----- Supplied material

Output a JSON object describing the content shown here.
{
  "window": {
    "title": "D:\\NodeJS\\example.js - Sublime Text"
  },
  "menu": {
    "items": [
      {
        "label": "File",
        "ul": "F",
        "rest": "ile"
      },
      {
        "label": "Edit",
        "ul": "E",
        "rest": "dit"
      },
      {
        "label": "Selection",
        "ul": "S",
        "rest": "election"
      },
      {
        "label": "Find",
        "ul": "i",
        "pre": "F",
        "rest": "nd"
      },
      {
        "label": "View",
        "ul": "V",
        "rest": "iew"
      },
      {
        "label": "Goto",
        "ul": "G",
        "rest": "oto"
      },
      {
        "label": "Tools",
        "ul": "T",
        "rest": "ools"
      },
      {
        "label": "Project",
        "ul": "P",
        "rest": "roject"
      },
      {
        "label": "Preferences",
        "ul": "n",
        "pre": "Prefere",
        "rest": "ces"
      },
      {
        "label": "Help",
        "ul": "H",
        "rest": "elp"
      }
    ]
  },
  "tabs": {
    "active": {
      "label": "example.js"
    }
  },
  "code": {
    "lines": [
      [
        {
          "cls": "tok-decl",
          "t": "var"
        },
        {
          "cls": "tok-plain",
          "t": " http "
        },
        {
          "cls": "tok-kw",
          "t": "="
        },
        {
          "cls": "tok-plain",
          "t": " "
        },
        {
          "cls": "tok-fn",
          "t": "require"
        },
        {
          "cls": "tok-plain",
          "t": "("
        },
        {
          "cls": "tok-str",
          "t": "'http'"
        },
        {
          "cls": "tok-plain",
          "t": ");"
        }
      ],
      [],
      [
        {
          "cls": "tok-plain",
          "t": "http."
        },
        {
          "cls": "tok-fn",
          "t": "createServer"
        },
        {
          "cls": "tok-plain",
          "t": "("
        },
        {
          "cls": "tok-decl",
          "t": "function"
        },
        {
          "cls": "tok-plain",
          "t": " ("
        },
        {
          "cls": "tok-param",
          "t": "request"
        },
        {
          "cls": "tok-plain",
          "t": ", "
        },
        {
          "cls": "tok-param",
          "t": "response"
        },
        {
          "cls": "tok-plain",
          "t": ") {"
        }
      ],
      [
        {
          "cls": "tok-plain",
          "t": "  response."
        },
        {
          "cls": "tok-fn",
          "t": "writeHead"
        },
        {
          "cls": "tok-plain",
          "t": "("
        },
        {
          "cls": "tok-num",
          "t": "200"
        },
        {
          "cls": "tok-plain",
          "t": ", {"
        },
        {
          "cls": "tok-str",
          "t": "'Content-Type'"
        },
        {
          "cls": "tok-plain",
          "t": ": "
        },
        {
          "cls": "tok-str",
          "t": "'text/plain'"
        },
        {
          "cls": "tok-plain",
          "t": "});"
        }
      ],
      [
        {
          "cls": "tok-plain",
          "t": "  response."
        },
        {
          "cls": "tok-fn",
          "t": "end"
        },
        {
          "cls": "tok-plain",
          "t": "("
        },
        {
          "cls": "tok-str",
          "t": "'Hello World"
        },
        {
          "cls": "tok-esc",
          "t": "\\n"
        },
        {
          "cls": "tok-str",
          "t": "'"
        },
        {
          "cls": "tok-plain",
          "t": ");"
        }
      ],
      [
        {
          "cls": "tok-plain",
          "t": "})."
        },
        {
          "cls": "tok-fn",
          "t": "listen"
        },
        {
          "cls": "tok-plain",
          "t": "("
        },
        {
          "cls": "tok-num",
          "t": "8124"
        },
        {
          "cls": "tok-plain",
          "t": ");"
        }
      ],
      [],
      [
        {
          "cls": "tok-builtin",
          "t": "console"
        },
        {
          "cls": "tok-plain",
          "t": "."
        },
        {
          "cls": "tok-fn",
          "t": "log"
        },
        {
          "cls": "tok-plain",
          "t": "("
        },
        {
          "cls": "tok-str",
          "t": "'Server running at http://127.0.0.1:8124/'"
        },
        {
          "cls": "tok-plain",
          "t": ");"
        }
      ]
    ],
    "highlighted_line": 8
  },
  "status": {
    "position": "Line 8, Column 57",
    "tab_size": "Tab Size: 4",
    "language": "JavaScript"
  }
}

----------

◆ Aim of the task
Without changing a word, restate the whole listing.

◆ Output for this exercise
Output a JSON object describing the content shown here.
{
  "window": {
    "title": "D:\\NodeJS\\example.js - Sublime Text"
  },
  "menu": {
    "items": [
      {
        "label": "File",
        "ul": "F",
        "rest": "ile"
      },
      {
        "label": "Edit",
        "ul": "E",
        "rest": "dit"
      },
      {
        "label": "Selection",
        "ul": "S",
        "rest": "election"
      },
      {
        "label": "Find",
        "ul": "i",
        "pre": "F",
        "rest": "nd"
      },
      {
        "label": "View",
        "ul": "V",
        "rest": "iew"
      },
      {
        "label": "Goto",
        "ul": "G",
        "rest": "oto"
      },
      {
        "label": "Tools",
        "ul": "T",
        "rest": "ools"
      },
      {
        "label": "Project",
        "ul": "P",
        "rest": "roject"
      },
      {
        "label": "Preferences",
        "ul": "n",
        "pre": "Prefere",
        "rest": "ces"
      },
      {
        "label": "Help",
        "ul": "H",
        "rest": "elp"
      }
    ]
  },
  "tabs": {
    "active": {
      "label": "example.js"
    }
  },
  "code": {
    "lines": [
      [
        {
          "cls": "tok-decl",
          "t": "var"
        },
        {
          "cls": "tok-plain",
          "t": " http "
        },
        {
          "cls": "tok-kw",
          "t": "="
        },
        {
          "cls": "tok-plain",
          "t": " "
        },
        {
          "cls": "tok-fn",
          "t": "require"
        },
        {
          "cls": "tok-plain",
          "t": "("
        },
        {
          "cls": "tok-str",
          "t": "'http'"
        },
        {
          "cls": "tok-plain",
          "t": ");"
        }
      ],
      [],
      [
        {
          "cls": "tok-plain",
          "t": "http."
        },
        {
          "cls": "tok-fn",
          "t": "createServer"
        },
        {
          "cls": "tok-plain",
          "t": "("
        },
        {
          "cls": "tok-decl",
          "t": "function"
        },
        {
          "cls": "tok-plain",
          "t": " ("
        },
        {
          "cls": "tok-param",
          "t": "request"
        },
        {
          "cls": "tok-plain",
          "t": ", "
        },
        {
          "cls": "tok-param",
          "t": "response"
        },
        {
          "cls": "tok-plain",
          "t": ") {"
        }
      ],
      [
        {
          "cls": "tok-plain",
          "t": "  response."
        },
        {
          "cls": "tok-fn",
          "t": "writeHead"
        },
        {
          "cls": "tok-plain",
          "t": "("
        },
        {
          "cls": "tok-num",
          "t": "200"
        },
        {
          "cls": "tok-plain",
          "t": ", {"
        },
        {
          "cls": "tok-str",
          "t": "'Content-Type'"
        },
        {
          "cls": "tok-plain",
          "t": ": "
        },
        {
          "cls": "tok-str",
          "t": "'text/plain'"
        },
        {
          "cls": "tok-plain",
          "t": "});"
        }
      ],
      [
        {
          "cls": "tok-plain",
          "t": "  response."
        },
        {
          "cls": "tok-fn",
          "t": "end"
        },
        {
          "cls": "tok-plain",
          "t": "("
        },
        {
          "cls": "tok-str",
          "t": "'Hello World"
        },
        {
          "cls": "tok-esc",
          "t": "\\n"
        },
        {
          "cls": "tok-str",
          "t": "'"
        },
        {
          "cls": "tok-plain",
          "t": ");"
        }
      ],
      [
        {
          "cls": "tok-plain",
          "t": "})."
        },
        {
          "cls": "tok-fn",
          "t": "listen"
        },
        {
          "cls": "tok-plain",
          "t": "("
        },
        {
          "cls": "tok-num",
          "t": "8124"
        },
        {
          "cls": "tok-plain",
          "t": ");"
        }
      ],
      [],
      [
        {
          "cls": "tok-builtin",
          "t": "console"
        },
        {
          "cls": "tok-plain",
          "t": "."
        },
        {
          "cls": "tok-fn",
          "t": "log"
        },
        {
          "cls": "tok-plain",
          "t": "("
        },
        {
          "cls": "tok-str",
          "t": "'Server running at http://127.0.0.1:8124/'"
        },
        {
          "cls": "tok-plain",
          "t": ");"
        }
      ]
    ],
    "highlighted_line": 8
  },
  "status": {
    "position": "Line 8, Column 57",
    "tab_size": "Tab Size: 4",
    "language": "JavaScript"
  }
}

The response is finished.